• [GOAL OF THE EXERCISE]: Identify every line in the records below that contains the word "color", and reproduce each one.

=== MATERIAL SHOWN ===

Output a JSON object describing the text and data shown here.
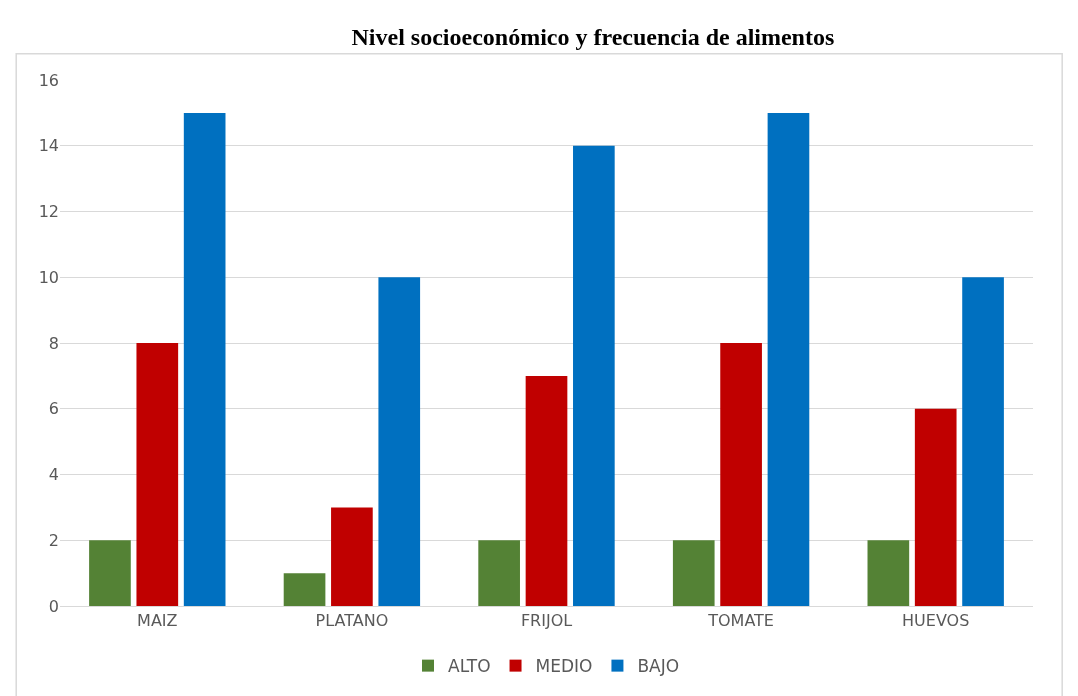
{
  "chart_data": {
    "type": "bar",
    "title": "Nivel socioeconómico y frecuencia de alimentos",
    "categories": [
      "MAIZ",
      "PLATANO",
      "FRIJOL",
      "TOMATE",
      "HUEVOS"
    ],
    "series": [
      {
        "name": "ALTO",
        "color": "#548235",
        "values": [
          2,
          1,
          2,
          2,
          2
        ]
      },
      {
        "name": "MEDIO",
        "color": "#c00000",
        "values": [
          8,
          3,
          7,
          8,
          6
        ]
      },
      {
        "name": "BAJO",
        "color": "#0070c0",
        "values": [
          15,
          10,
          14,
          15,
          10
        ]
      }
    ],
    "ylim": [
      0,
      16
    ],
    "yticks": [
      0,
      2,
      4,
      6,
      8,
      10,
      12,
      14,
      16
    ],
    "grid": "y",
    "legend": "bottom"
  }
}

===

• [RESULT]:
        "color": "#548235",
        "color": "#c00000",
        "color": "#0070c0",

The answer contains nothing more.